→ Task
Convert the material below into a Markdown table with the columns "Row" and "Line", covering the part that opens with the first line and closes with the line containing "velocity-arrowhead: [476, 250, 480, 254]". Leave out any blank lines.

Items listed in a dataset
+ + + + + + +

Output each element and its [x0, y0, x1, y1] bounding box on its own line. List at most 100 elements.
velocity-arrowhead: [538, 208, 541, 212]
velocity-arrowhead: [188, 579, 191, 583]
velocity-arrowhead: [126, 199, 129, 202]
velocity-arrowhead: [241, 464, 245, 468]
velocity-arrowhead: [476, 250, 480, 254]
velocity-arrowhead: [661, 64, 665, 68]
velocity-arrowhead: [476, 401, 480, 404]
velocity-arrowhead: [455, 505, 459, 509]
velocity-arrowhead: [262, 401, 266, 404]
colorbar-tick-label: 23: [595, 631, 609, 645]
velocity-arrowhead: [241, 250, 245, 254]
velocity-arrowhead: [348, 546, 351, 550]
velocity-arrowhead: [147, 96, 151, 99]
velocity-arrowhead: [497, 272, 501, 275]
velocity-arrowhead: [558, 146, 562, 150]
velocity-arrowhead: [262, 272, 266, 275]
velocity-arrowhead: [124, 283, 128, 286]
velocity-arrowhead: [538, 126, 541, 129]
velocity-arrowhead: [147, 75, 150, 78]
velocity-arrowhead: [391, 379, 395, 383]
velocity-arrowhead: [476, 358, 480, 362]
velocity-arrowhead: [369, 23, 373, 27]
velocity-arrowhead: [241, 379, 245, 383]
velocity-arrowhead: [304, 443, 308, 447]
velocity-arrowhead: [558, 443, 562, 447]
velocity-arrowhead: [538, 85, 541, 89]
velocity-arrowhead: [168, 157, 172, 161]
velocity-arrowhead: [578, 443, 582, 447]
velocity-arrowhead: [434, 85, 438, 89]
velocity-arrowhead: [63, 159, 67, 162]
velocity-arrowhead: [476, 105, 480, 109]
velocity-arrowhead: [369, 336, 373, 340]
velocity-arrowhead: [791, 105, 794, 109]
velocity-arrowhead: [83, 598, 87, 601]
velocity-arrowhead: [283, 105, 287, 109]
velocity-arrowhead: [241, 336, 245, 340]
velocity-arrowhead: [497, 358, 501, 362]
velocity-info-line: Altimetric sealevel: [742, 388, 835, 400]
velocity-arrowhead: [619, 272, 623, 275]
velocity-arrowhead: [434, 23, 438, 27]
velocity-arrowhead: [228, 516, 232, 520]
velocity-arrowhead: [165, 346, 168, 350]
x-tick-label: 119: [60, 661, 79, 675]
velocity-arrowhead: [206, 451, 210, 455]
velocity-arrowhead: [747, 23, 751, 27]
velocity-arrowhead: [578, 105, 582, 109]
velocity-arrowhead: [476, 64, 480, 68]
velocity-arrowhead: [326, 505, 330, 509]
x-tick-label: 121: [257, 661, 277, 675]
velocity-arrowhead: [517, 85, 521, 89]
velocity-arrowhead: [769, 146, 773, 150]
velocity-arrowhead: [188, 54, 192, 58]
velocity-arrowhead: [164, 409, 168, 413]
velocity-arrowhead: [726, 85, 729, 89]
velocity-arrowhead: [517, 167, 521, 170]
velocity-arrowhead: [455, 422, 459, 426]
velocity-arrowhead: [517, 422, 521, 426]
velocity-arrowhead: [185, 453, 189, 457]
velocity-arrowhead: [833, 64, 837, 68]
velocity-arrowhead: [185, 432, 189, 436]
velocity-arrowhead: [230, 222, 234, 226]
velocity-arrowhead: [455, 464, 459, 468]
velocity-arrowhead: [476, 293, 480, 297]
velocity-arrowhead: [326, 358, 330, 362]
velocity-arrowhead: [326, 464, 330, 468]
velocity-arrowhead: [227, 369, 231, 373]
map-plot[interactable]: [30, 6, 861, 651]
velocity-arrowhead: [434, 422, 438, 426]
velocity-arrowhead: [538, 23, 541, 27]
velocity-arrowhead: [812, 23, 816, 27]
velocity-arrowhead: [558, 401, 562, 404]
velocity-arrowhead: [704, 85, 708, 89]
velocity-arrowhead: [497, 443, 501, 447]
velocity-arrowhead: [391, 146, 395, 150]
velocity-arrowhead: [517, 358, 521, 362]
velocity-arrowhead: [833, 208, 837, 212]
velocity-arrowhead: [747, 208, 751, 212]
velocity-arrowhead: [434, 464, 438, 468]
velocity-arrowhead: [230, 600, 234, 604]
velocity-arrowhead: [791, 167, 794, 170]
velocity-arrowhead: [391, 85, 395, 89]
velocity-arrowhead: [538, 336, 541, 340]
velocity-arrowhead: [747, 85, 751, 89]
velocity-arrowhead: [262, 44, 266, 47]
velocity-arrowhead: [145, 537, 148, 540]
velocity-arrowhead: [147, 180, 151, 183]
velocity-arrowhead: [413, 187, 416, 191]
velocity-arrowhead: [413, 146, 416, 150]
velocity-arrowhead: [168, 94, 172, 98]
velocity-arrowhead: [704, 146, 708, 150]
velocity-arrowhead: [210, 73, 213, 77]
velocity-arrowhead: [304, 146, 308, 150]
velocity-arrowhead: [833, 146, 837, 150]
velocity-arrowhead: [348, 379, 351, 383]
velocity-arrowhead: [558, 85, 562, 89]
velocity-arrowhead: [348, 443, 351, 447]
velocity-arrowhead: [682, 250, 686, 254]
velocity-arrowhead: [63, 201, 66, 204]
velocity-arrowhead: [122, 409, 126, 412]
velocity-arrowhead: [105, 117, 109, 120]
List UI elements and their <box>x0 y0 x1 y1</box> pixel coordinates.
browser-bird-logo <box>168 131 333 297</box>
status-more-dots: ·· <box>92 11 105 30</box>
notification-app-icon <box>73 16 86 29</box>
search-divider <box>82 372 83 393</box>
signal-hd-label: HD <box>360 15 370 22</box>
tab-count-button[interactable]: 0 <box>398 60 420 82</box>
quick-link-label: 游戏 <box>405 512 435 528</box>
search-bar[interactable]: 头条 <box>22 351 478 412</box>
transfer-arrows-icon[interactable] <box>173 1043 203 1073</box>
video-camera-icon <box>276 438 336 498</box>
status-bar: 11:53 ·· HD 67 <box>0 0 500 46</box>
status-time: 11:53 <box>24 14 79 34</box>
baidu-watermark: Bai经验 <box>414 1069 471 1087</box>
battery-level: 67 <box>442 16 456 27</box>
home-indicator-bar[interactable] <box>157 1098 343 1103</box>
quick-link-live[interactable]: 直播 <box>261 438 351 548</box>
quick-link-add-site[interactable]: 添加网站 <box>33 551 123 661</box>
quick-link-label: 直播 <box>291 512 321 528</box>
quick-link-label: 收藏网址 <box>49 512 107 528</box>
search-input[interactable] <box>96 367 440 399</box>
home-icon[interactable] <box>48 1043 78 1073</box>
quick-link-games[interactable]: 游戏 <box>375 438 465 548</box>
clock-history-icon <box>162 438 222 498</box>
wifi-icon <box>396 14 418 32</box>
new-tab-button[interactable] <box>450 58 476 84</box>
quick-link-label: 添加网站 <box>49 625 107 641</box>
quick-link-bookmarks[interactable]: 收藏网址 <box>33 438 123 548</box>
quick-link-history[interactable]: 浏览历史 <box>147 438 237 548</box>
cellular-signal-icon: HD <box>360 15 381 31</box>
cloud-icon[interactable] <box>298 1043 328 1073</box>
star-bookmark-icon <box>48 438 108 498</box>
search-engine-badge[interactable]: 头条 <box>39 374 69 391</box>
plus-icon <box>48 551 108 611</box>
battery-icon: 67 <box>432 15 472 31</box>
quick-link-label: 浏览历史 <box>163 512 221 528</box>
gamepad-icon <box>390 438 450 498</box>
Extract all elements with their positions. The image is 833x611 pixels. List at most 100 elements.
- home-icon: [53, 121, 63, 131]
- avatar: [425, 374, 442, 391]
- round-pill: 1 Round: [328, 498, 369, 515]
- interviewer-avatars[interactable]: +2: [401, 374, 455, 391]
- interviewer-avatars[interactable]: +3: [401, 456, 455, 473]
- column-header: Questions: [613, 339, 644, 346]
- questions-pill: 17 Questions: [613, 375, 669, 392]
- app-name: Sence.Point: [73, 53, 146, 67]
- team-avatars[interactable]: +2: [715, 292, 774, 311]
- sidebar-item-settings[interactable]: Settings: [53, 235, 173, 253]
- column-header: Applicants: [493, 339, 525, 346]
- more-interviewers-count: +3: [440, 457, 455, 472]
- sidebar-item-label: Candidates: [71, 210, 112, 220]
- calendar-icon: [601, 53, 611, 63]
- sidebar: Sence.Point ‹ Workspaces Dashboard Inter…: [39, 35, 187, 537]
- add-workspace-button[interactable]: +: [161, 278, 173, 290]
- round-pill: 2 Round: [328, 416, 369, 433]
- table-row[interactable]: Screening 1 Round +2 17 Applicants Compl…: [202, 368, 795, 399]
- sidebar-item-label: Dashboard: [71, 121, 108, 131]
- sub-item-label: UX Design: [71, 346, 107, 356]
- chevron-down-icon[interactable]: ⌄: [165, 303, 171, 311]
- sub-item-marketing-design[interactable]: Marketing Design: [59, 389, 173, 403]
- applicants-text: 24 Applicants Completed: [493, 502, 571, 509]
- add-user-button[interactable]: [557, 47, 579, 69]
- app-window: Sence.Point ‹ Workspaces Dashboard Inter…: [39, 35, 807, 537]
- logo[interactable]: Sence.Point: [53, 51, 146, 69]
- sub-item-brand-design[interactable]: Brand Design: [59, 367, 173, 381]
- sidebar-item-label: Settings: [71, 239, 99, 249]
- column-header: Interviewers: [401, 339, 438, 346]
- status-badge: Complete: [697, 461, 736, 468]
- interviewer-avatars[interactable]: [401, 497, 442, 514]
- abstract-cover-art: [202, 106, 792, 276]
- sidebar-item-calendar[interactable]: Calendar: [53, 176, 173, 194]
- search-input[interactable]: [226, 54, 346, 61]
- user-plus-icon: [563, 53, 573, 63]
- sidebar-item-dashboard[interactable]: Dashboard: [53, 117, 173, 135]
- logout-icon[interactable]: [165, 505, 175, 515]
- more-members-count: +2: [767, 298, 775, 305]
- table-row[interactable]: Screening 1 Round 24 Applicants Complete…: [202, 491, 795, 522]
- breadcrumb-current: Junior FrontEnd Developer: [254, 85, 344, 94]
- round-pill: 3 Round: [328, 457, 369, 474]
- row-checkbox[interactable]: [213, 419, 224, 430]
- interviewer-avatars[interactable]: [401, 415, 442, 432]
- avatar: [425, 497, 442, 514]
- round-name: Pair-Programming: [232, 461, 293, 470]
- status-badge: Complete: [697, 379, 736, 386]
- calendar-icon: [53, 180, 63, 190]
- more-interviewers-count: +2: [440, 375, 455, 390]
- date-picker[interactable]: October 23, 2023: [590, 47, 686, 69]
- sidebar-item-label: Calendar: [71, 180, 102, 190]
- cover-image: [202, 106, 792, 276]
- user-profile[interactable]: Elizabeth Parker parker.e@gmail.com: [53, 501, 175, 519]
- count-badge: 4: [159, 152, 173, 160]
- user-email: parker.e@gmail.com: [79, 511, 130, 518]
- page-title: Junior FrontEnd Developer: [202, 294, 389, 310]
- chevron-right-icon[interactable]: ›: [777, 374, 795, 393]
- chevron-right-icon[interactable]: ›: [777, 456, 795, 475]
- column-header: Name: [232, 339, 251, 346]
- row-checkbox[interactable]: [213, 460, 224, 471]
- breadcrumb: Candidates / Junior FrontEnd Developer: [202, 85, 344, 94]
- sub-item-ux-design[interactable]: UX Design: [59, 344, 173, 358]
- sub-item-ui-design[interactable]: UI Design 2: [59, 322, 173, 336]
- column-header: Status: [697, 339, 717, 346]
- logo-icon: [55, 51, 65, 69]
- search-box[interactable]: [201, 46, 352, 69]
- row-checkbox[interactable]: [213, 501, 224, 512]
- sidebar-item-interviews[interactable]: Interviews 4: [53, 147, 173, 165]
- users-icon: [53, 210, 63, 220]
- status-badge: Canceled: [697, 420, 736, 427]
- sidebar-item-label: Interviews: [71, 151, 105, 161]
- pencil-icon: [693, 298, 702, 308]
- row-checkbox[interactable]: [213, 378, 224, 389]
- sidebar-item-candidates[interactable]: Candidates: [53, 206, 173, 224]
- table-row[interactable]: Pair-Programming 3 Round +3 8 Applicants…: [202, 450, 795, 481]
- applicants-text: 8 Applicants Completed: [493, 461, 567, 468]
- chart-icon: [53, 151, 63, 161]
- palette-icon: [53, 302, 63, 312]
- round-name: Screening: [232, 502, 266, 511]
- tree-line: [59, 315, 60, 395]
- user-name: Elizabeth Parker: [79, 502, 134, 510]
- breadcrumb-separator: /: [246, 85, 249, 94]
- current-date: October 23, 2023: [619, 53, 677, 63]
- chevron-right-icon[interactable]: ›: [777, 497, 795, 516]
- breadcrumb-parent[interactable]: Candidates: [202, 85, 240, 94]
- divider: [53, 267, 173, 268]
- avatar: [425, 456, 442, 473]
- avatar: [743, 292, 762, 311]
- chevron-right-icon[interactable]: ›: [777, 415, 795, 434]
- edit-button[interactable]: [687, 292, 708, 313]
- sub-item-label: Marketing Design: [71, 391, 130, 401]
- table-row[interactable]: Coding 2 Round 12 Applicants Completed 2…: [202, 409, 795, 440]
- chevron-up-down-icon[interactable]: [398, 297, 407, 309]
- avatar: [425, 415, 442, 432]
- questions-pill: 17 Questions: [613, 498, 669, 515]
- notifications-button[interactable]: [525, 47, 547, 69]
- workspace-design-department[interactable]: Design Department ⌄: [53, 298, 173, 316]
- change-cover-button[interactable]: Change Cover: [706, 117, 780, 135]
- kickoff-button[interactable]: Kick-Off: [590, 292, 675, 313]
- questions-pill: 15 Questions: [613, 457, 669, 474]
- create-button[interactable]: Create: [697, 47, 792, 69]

+ + + + + + +

→ Final result
| Row | Line |
|---|---|
| 1 | Output each element and its [x0, y0, x1, y1] bounding box on its own line. List at most 100 elements. |
| 2 | velocity-arrowhead: [538, 208, 541, 212] |
| 3 | velocity-arrowhead: [188, 579, 191, 583] |
| 4 | velocity-arrowhead: [126, 199, 129, 202] |
| 5 | velocity-arrowhead: [241, 464, 245, 468] |
| 6 | velocity-arrowhead: [476, 250, 480, 254] |